The task = Your answer should be a single number: the count of lines that hold the word "laboratories".

[Dataset items]
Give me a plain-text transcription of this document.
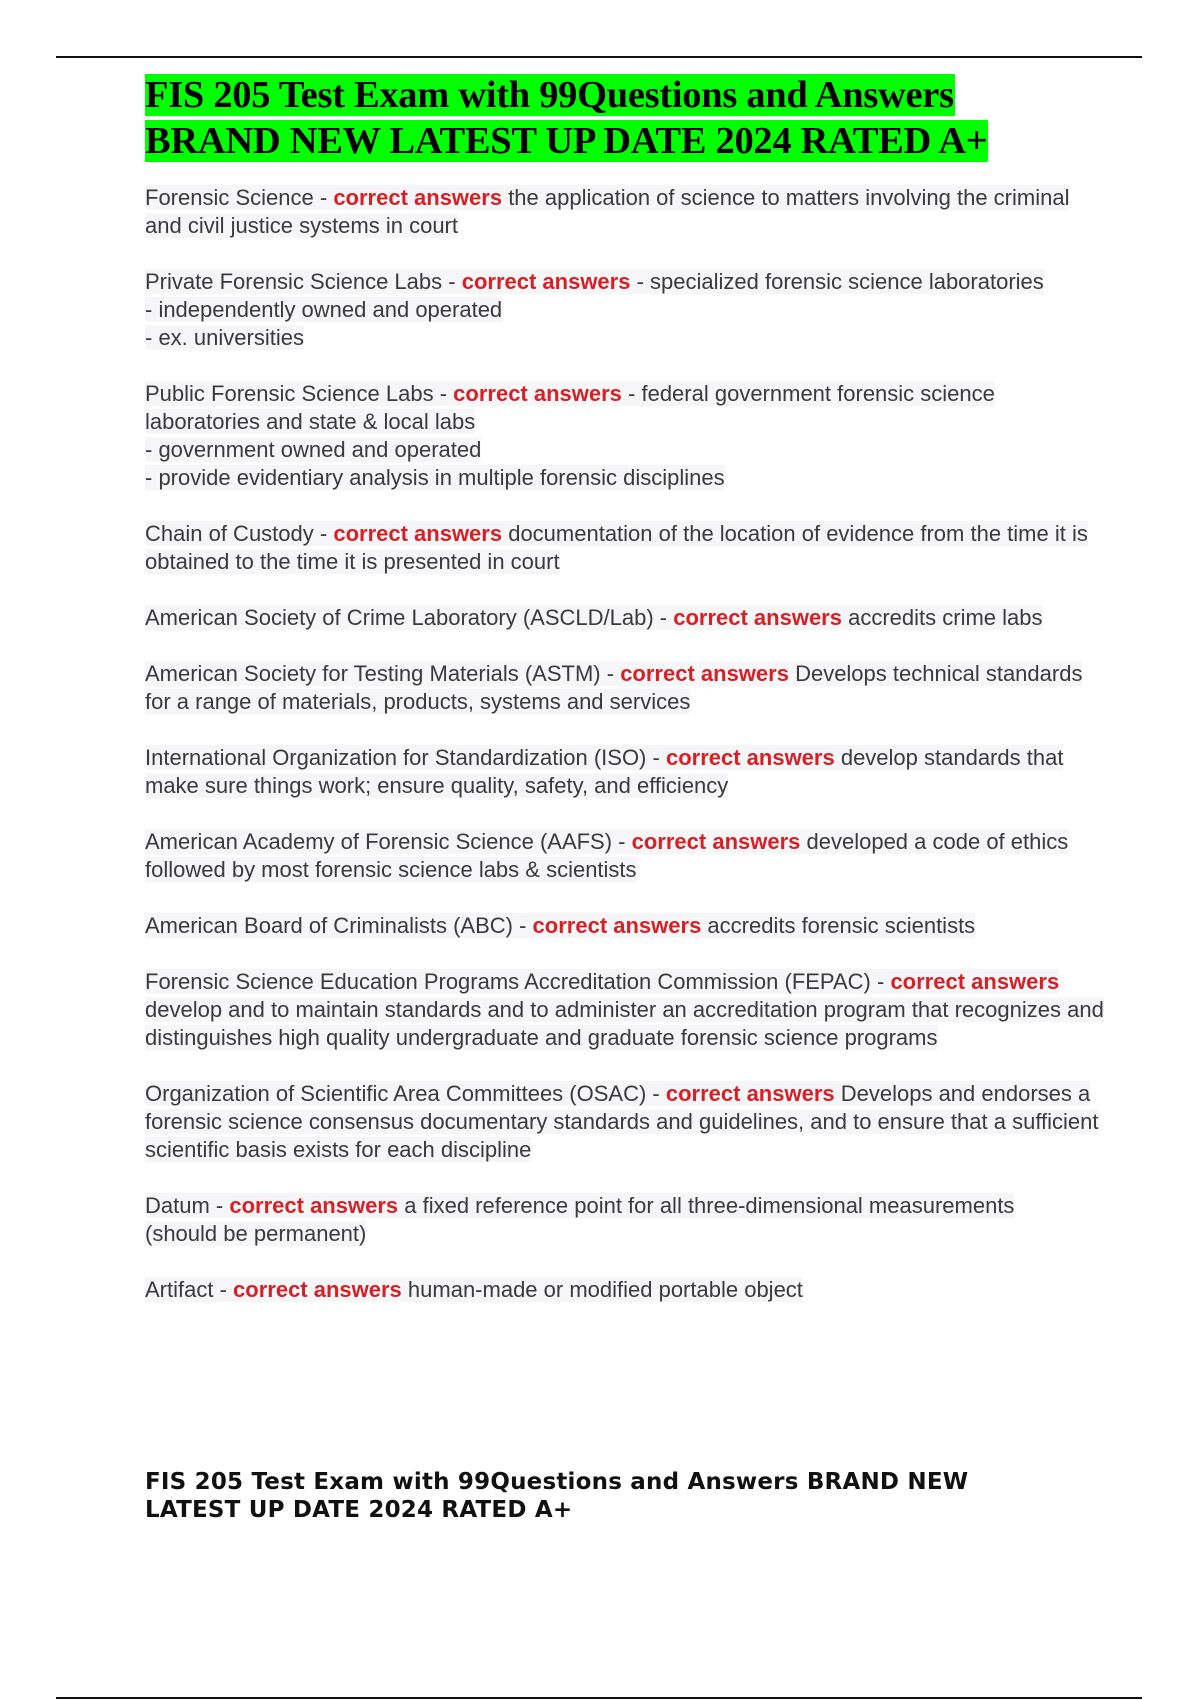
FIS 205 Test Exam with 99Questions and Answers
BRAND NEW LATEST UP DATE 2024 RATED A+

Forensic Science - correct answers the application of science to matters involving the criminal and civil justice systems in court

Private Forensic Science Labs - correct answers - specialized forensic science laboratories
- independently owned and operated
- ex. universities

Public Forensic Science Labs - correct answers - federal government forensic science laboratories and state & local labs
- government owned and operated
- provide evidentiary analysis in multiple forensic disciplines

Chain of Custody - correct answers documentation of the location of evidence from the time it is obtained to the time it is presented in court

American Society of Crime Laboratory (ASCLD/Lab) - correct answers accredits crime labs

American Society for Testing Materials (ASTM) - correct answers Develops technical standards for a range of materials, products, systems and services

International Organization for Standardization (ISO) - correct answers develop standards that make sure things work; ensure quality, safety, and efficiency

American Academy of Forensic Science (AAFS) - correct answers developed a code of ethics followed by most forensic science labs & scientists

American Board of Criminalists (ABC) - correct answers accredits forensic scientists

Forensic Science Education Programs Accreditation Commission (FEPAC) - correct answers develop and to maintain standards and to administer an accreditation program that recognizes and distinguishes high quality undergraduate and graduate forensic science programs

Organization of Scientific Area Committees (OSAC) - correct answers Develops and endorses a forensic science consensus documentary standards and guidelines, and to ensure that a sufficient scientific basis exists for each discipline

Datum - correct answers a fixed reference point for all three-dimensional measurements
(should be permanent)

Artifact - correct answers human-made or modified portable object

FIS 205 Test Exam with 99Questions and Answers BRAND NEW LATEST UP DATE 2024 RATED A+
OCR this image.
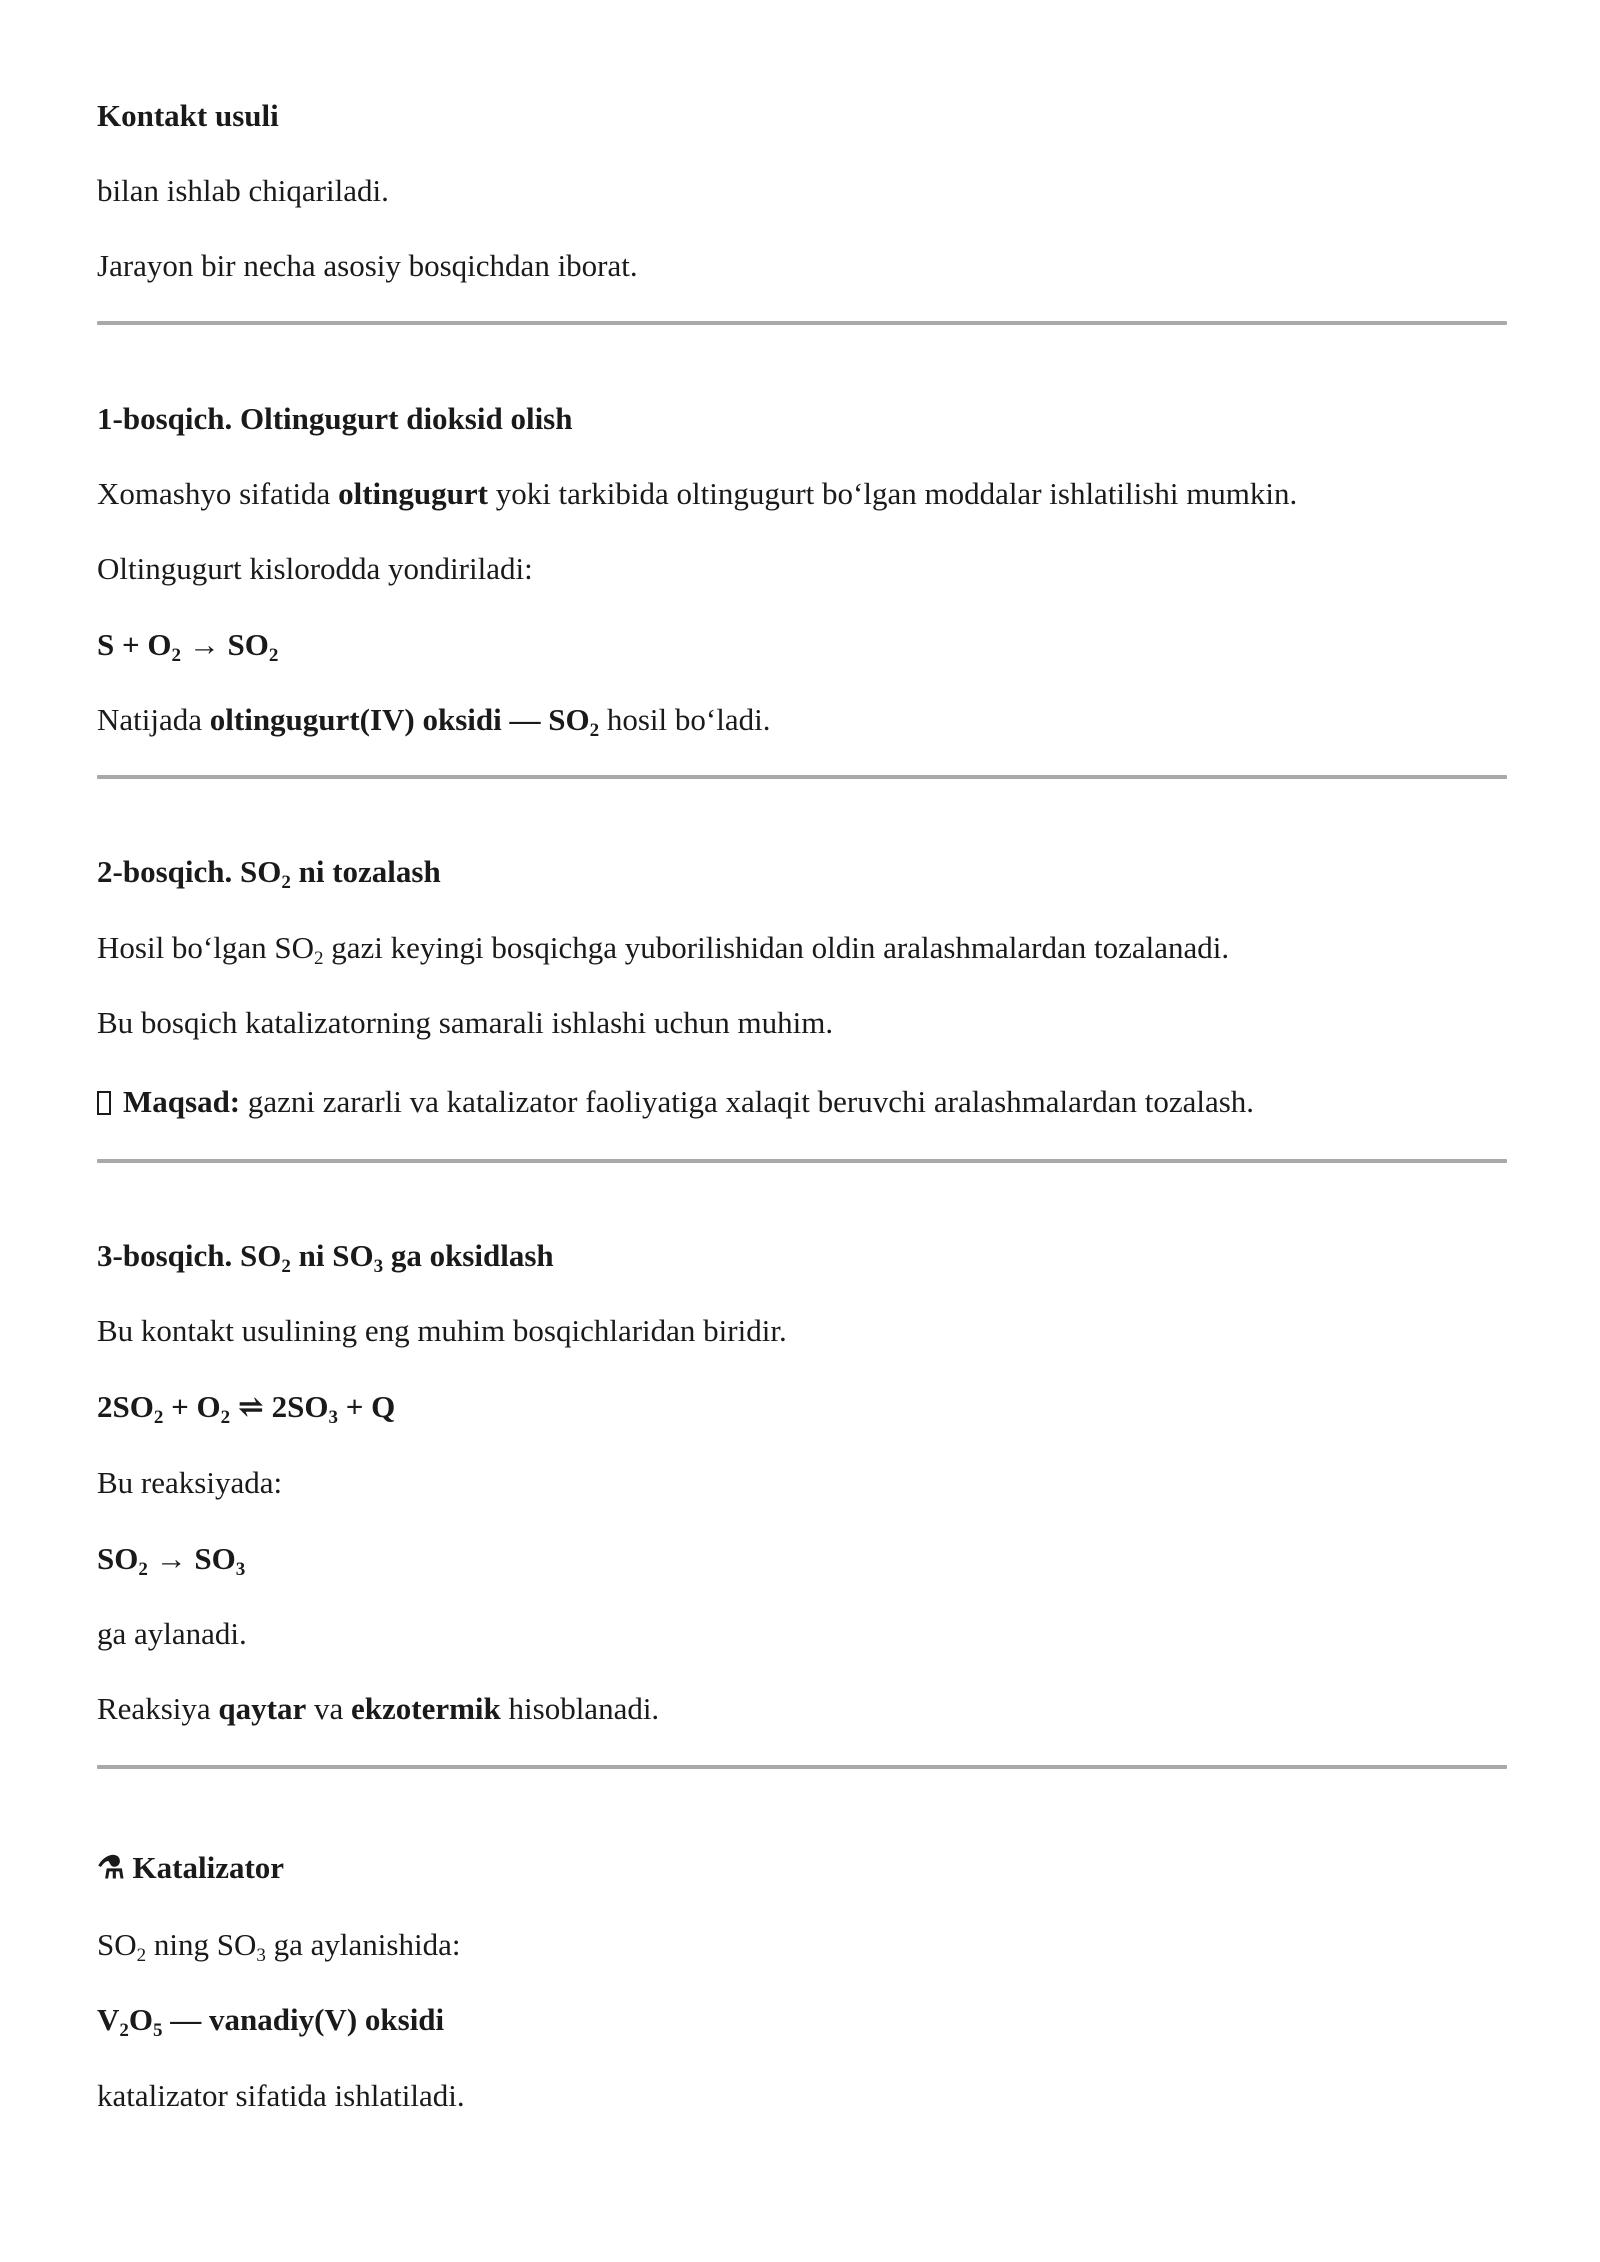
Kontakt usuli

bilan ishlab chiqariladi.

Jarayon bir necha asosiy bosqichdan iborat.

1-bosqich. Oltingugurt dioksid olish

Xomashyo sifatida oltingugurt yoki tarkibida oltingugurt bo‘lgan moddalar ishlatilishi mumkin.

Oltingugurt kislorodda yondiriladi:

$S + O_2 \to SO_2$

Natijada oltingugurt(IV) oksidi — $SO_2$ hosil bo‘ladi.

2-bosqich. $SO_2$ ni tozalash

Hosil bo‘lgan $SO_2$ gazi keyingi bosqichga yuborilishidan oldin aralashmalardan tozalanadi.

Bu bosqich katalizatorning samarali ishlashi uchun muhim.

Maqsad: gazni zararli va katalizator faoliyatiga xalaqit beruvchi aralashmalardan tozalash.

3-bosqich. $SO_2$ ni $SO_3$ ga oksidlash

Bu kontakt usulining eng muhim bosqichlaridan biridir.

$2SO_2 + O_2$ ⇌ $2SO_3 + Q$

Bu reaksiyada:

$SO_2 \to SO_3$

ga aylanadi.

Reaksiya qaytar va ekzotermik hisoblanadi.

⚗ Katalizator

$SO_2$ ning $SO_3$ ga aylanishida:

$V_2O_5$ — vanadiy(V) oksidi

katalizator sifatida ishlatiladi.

Solution to the problem = 2